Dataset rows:
╭──

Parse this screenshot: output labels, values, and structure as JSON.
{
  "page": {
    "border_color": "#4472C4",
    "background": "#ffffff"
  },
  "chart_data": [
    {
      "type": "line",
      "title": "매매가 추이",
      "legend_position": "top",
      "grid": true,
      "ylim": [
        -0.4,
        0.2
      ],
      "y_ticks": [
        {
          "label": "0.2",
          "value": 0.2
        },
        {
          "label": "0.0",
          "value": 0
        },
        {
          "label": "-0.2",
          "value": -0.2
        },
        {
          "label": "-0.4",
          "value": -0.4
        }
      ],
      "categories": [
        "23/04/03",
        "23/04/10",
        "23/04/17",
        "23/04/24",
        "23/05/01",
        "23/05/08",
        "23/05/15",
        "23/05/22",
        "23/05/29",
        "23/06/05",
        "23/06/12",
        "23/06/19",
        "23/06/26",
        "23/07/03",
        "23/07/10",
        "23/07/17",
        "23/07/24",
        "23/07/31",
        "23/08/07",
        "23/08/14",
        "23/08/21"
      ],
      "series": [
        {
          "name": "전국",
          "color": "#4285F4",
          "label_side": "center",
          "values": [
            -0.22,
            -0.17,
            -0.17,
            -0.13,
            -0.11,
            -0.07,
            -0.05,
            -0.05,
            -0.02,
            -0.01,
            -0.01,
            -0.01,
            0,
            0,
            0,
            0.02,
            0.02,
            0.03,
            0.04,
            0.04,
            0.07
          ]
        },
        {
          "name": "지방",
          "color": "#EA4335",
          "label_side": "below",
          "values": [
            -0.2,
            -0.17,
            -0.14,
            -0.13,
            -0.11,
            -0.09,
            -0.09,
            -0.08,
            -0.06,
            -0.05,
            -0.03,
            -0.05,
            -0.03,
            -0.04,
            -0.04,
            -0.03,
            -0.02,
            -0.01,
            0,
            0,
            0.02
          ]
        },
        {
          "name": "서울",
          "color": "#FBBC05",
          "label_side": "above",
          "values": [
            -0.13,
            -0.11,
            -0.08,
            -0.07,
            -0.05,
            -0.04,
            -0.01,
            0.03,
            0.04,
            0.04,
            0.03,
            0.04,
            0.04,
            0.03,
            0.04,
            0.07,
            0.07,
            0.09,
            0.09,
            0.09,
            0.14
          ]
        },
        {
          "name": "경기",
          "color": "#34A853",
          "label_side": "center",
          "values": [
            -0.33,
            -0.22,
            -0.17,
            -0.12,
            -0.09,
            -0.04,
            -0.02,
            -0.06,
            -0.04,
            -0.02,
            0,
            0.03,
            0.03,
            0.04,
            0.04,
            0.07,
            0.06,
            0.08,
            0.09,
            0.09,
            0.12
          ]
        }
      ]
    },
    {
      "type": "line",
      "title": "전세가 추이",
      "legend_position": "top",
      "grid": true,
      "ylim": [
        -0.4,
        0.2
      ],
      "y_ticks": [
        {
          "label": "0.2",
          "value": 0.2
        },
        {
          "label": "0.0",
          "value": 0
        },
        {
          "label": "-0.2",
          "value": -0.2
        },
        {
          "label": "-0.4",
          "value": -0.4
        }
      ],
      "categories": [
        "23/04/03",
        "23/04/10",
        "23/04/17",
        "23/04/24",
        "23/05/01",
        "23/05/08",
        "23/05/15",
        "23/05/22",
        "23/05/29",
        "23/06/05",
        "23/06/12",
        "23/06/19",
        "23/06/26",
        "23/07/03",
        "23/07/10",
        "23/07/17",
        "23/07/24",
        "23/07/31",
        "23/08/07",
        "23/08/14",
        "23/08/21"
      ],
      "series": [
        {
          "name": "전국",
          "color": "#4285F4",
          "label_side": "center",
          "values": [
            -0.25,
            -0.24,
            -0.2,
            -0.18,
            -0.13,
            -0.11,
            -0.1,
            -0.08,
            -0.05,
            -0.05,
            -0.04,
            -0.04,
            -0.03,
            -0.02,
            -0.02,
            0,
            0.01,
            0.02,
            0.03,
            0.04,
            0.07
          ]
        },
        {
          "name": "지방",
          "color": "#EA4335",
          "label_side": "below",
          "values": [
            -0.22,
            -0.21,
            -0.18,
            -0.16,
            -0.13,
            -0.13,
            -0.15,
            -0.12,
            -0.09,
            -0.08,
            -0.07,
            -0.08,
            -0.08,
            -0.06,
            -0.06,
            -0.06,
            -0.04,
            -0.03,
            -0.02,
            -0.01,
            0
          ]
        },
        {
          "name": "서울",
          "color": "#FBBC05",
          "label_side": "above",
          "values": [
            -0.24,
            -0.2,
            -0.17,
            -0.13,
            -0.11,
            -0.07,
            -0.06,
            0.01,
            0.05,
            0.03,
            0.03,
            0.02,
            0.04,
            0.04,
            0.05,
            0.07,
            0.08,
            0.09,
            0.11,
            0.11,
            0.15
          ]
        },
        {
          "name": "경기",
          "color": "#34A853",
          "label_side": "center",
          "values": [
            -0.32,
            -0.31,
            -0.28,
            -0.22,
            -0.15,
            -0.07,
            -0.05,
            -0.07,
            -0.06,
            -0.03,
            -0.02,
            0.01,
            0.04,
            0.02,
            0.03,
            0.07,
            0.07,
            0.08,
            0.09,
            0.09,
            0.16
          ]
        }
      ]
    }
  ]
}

╰──

WHAT THIS TASK INVOLVES: Every record above needs to be repeated word for word.

REPLY:
Parse this screenshot: output labels, values, and structure as JSON.
{
  "page": {
    "border_color": "#4472C4",
    "background": "#ffffff"
  },
  "chart_data": [
    {
      "type": "line",
      "title": "매매가 추이",
      "legend_position": "top",
      "grid": true,
      "ylim": [
        -0.4,
        0.2
      ],
      "y_ticks": [
        {
          "label": "0.2",
          "value": 0.2
        },
        {
          "label": "0.0",
          "value": 0
        },
        {
          "label": "-0.2",
          "value": -0.2
        },
        {
          "label": "-0.4",
          "value": -0.4
        }
      ],
      "categories": [
        "23/04/03",
        "23/04/10",
        "23/04/17",
        "23/04/24",
        "23/05/01",
        "23/05/08",
        "23/05/15",
        "23/05/22",
        "23/05/29",
        "23/06/05",
        "23/06/12",
        "23/06/19",
        "23/06/26",
        "23/07/03",
        "23/07/10",
        "23/07/17",
        "23/07/24",
        "23/07/31",
        "23/08/07",
        "23/08/14",
        "23/08/21"
      ],
      "series": [
        {
          "name": "전국",
          "color": "#4285F4",
          "label_side": "center",
          "values": [
            -0.22,
            -0.17,
            -0.17,
            -0.13,
            -0.11,
            -0.07,
            -0.05,
            -0.05,
            -0.02,
            -0.01,
            -0.01,
            -0.01,
            0,
            0,
            0,
            0.02,
            0.02,
            0.03,
            0.04,
            0.04,
            0.07
          ]
        },
        {
          "name": "지방",
          "color": "#EA4335",
          "label_side": "below",
          "values": [
            -0.2,
            -0.17,
            -0.14,
            -0.13,
            -0.11,
            -0.09,
            -0.09,
            -0.08,
            -0.06,
            -0.05,
            -0.03,
            -0.05,
            -0.03,
            -0.04,
            -0.04,
            -0.03,
            -0.02,
            -0.01,
            0,
            0,
            0.02
          ]
        },
        {
          "name": "서울",
          "color": "#FBBC05",
          "label_side": "above",
          "values": [
            -0.13,
            -0.11,
            -0.08,
            -0.07,
            -0.05,
            -0.04,
            -0.01,
            0.03,
            0.04,
            0.04,
            0.03,
            0.04,
            0.04,
            0.03,
            0.04,
            0.07,
            0.07,
            0.09,
            0.09,
            0.09,
            0.14
          ]
        },
        {
          "name": "경기",
          "color": "#34A853",
          "label_side": "center",
          "values": [
            -0.33,
            -0.22,
            -0.17,
            -0.12,
            -0.09,
            -0.04,
            -0.02,
            -0.06,
            -0.04,
            -0.02,
            0,
            0.03,
            0.03,
            0.04,
            0.04,
            0.07,
            0.06,
            0.08,
            0.09,
            0.09,
            0.12
          ]
        }
      ]
    },
    {
      "type": "line",
      "title": "전세가 추이",
      "legend_position": "top",
      "grid": true,
      "ylim": [
        -0.4,
        0.2
      ],
      "y_ticks": [
        {
          "label": "0.2",
          "value": 0.2
        },
        {
          "label": "0.0",
          "value": 0
        },
        {
          "label": "-0.2",
          "value": -0.2
        },
        {
          "label": "-0.4",
          "value": -0.4
        }
      ],
      "categories": [
        "23/04/03",
        "23/04/10",
        "23/04/17",
        "23/04/24",
        "23/05/01",
        "23/05/08",
        "23/05/15",
        "23/05/22",
        "23/05/29",
        "23/06/05",
        "23/06/12",
        "23/06/19",
        "23/06/26",
        "23/07/03",
        "23/07/10",
        "23/07/17",
        "23/07/24",
        "23/07/31",
        "23/08/07",
        "23/08/14",
        "23/08/21"
      ],
      "series": [
        {
          "name": "전국",
          "color": "#4285F4",
          "label_side": "center",
          "values": [
            -0.25,
            -0.24,
            -0.2,
            -0.18,
            -0.13,
            -0.11,
            -0.1,
            -0.08,
            -0.05,
            -0.05,
            -0.04,
            -0.04,
            -0.03,
            -0.02,
            -0.02,
            0,
            0.01,
            0.02,
            0.03,
            0.04,
            0.07
          ]
        },
        {
          "name": "지방",
          "color": "#EA4335",
          "label_side": "below",
          "values": [
            -0.22,
            -0.21,
            -0.18,
            -0.16,
            -0.13,
            -0.13,
            -0.15,
            -0.12,
            -0.09,
            -0.08,
            -0.07,
            -0.08,
            -0.08,
            -0.06,
            -0.06,
            -0.06,
            -0.04,
            -0.03,
            -0.02,
            -0.01,
            0
          ]
        },
        {
          "name": "서울",
          "color": "#FBBC05",
          "label_side": "above",
          "values": [
            -0.24,
            -0.2,
            -0.17,
            -0.13,
            -0.11,
            -0.07,
            -0.06,
            0.01,
            0.05,
            0.03,
            0.03,
            0.02,
            0.04,
            0.04,
            0.05,
            0.07,
            0.08,
            0.09,
            0.11,
            0.11,
            0.15
          ]
        },
        {
          "name": "경기",
          "color": "#34A853",
          "label_side": "center",
          "values": [
            -0.32,
            -0.31,
            -0.28,
            -0.22,
            -0.15,
            -0.07,
            -0.05,
            -0.07,
            -0.06,
            -0.03,
            -0.02,
            0.01,
            0.04,
            0.02,
            0.03,
            0.07,
            0.07,
            0.08,
            0.09,
            0.09,
            0.16
          ]
        }
      ]
    }
  ]
}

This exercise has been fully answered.